The task: Locate the string "jednodniowych" in the records below. Copy every line where it occurs.

Data supplied:

---------------

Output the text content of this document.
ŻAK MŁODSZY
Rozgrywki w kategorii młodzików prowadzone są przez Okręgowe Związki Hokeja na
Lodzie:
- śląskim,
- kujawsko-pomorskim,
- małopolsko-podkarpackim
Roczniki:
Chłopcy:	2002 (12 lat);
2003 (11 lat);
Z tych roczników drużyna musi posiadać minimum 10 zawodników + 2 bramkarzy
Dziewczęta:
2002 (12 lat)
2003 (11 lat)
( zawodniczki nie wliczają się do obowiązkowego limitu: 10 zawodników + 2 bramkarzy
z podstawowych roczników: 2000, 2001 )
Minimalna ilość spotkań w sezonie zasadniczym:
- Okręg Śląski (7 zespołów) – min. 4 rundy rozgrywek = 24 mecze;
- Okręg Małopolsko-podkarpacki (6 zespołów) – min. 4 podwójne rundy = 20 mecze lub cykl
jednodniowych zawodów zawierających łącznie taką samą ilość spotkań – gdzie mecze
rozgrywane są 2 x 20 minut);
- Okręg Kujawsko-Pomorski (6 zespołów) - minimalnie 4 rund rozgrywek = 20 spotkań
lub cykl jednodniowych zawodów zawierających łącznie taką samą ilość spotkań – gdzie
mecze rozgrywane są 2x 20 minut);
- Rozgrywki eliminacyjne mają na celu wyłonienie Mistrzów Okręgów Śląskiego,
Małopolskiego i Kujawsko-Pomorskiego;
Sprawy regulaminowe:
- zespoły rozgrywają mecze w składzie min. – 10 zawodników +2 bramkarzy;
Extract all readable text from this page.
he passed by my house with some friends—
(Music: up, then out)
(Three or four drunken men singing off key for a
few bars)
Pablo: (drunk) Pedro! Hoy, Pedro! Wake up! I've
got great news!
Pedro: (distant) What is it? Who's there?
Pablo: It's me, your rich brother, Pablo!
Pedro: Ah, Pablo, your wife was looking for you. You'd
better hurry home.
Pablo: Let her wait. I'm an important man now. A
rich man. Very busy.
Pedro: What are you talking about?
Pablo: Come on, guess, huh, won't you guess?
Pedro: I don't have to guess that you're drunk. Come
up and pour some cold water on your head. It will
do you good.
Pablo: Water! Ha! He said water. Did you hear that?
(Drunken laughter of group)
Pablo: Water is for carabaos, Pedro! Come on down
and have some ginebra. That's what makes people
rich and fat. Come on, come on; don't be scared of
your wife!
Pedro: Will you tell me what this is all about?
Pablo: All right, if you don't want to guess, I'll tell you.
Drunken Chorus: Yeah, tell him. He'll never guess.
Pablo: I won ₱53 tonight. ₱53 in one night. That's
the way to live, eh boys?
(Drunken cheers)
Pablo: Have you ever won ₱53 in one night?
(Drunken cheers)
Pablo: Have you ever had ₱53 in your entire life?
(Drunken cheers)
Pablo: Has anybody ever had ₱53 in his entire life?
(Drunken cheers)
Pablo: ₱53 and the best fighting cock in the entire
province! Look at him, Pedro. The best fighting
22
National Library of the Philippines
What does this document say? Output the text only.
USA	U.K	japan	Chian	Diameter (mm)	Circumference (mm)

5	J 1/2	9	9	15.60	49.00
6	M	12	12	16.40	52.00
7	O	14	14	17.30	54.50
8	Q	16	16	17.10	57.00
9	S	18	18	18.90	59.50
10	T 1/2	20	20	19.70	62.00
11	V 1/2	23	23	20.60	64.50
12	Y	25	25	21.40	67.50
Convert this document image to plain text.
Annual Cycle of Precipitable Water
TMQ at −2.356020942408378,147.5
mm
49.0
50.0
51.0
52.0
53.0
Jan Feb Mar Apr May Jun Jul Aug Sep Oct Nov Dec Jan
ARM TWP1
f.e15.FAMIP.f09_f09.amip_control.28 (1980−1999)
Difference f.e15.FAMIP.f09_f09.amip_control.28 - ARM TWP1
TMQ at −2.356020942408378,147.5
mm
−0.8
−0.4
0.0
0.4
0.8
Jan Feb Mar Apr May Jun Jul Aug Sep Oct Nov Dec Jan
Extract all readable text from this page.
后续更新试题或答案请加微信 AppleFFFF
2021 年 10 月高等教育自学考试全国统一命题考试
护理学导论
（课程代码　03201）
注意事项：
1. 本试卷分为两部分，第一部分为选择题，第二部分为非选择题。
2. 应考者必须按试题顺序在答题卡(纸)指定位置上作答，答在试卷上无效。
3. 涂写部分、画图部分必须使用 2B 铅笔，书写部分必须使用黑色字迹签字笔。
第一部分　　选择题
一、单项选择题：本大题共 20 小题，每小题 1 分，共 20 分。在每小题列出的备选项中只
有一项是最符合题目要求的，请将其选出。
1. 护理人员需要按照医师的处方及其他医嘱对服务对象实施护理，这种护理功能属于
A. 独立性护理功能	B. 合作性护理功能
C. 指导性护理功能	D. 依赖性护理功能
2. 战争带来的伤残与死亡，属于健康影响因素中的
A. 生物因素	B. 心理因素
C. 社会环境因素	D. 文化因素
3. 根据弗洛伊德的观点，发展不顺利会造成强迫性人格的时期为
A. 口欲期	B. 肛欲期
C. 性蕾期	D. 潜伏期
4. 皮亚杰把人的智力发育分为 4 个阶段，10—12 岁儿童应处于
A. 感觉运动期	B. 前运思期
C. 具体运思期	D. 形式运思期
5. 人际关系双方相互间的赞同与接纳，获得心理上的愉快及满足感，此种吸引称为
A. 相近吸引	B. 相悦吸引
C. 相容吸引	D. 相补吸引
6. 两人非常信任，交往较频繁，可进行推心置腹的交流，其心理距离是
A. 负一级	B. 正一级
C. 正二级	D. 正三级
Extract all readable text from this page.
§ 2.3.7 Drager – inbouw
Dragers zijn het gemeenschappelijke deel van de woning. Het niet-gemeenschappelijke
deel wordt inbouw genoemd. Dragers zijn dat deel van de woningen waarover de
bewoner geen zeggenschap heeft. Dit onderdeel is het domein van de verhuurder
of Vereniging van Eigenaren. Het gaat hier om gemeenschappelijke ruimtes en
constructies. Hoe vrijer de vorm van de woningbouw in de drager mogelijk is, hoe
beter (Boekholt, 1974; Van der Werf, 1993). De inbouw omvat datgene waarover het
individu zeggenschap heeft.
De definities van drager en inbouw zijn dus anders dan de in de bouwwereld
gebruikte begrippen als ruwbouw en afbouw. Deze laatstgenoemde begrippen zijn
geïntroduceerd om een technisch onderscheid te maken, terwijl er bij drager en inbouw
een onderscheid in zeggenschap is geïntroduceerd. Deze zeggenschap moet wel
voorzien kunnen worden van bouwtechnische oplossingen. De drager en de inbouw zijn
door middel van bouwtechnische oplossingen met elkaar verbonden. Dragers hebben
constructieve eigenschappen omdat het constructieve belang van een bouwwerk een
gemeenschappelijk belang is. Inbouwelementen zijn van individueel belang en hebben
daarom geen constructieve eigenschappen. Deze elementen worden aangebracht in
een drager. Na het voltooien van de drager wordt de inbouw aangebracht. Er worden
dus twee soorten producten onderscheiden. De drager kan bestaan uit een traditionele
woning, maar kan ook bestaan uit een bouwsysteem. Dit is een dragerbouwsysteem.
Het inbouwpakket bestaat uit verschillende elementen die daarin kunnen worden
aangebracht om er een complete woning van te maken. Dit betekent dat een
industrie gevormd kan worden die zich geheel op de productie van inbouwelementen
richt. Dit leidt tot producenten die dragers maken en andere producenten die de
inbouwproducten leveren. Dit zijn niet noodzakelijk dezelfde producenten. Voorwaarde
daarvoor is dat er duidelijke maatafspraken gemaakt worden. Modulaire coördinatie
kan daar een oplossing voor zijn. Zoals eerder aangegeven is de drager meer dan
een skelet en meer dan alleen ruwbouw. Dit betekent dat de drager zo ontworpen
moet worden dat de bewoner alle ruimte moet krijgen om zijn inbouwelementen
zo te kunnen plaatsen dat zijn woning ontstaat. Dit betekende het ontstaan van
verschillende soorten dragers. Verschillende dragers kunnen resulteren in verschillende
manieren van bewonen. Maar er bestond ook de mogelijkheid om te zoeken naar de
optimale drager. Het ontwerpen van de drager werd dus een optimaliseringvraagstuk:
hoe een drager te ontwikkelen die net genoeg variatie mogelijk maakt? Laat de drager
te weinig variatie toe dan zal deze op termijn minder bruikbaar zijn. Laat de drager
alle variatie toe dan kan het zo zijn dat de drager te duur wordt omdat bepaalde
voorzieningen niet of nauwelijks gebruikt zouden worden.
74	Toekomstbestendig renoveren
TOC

---------------

Final answer:
jednodniowych zawodów zawierających łącznie taką samą ilość spotkań – gdzie mecze
lub cykl jednodniowych zawodów zawierających łącznie taką samą ilość spotkań – gdzie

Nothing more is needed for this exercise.